## Start

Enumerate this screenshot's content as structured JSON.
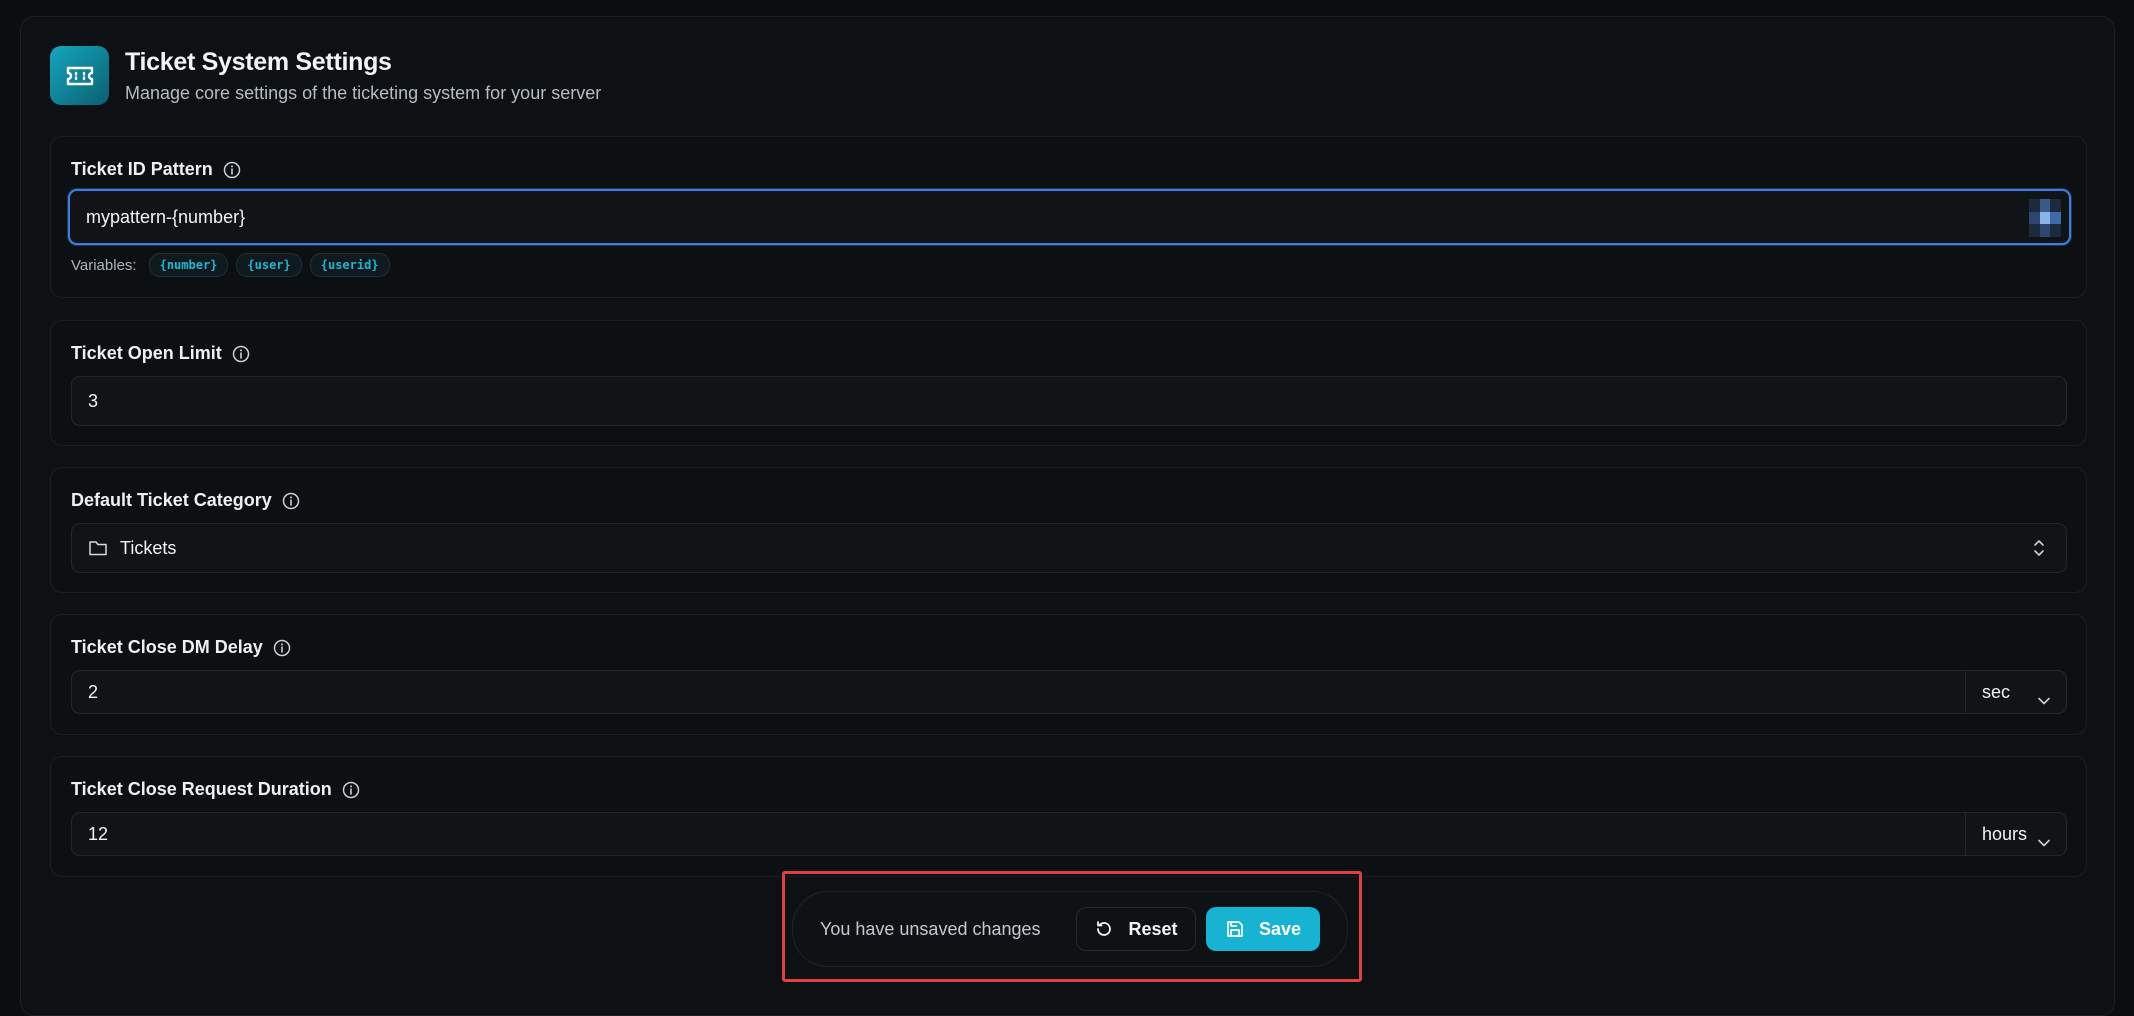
{
  "header": {
    "icon": "ticket-icon",
    "title": "Ticket System Settings",
    "subtitle": "Manage core settings of the ticketing system for your server"
  },
  "fields": {
    "id_pattern": {
      "label": "Ticket ID Pattern",
      "value": "mypattern-{number}",
      "variables_label": "Variables:",
      "variables": [
        "{number}",
        "{user}",
        "{userid}"
      ]
    },
    "open_limit": {
      "label": "Ticket Open Limit",
      "value": "3"
    },
    "default_category": {
      "label": "Default Ticket Category",
      "value": "Tickets",
      "icon": "folder-icon"
    },
    "close_dm_delay": {
      "label": "Ticket Close DM Delay",
      "value": "2",
      "unit": "sec"
    },
    "close_request_duration": {
      "label": "Ticket Close Request Duration",
      "value": "12",
      "unit": "hours"
    }
  },
  "save_bar": {
    "message": "You have unsaved changes",
    "reset_label": "Reset",
    "save_label": "Save"
  },
  "colors": {
    "accent": "#17b3d3",
    "focus": "#3b7de0",
    "highlight_outline": "#e0403f"
  }
}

## End

What is asked: Without the pictures, print the whole listing exactly as given.

Result of the exercise:
Enumerate this screenshot's content as structured JSON.
{
  "header": {
    "icon": "ticket-icon",
    "title": "Ticket System Settings",
    "subtitle": "Manage core settings of the ticketing system for your server"
  },
  "fields": {
    "id_pattern": {
      "label": "Ticket ID Pattern",
      "value": "mypattern-{number}",
      "variables_label": "Variables:",
      "variables": [
        "{number}",
        "{user}",
        "{userid}"
      ]
    },
    "open_limit": {
      "label": "Ticket Open Limit",
      "value": "3"
    },
    "default_category": {
      "label": "Default Ticket Category",
      "value": "Tickets",
      "icon": "folder-icon"
    },
    "close_dm_delay": {
      "label": "Ticket Close DM Delay",
      "value": "2",
      "unit": "sec"
    },
    "close_request_duration": {
      "label": "Ticket Close Request Duration",
      "value": "12",
      "unit": "hours"
    }
  },
  "save_bar": {
    "message": "You have unsaved changes",
    "reset_label": "Reset",
    "save_label": "Save"
  },
  "colors": {
    "accent": "#17b3d3",
    "focus": "#3b7de0",
    "highlight_outline": "#e0403f"
  }
}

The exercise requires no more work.